### [Problem to solve]
Check every line below for the word "автомобильных" and give only the number of lines where it appears.

◆ ◆ ◆ ◆

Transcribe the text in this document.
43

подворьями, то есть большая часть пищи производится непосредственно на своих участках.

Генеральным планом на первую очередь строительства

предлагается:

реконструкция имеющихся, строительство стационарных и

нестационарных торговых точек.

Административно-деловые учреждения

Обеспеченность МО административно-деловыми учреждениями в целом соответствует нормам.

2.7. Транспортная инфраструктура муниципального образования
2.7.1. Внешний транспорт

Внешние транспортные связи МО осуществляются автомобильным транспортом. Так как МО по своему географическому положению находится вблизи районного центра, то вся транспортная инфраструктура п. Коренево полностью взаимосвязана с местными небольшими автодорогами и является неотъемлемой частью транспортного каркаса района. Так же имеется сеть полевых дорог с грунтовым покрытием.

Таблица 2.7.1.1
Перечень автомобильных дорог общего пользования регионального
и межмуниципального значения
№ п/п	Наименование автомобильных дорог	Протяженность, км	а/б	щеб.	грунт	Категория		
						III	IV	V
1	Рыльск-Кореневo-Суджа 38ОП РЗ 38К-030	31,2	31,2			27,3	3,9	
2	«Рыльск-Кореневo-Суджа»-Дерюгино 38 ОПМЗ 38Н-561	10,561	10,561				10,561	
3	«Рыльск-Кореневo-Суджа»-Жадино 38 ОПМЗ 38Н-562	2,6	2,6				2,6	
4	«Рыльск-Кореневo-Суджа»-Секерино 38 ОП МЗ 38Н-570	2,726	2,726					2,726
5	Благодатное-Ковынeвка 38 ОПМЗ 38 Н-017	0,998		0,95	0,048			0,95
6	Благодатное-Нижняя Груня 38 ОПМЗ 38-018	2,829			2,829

◆ ◆ ◆ ◆

### [Worked answer]
2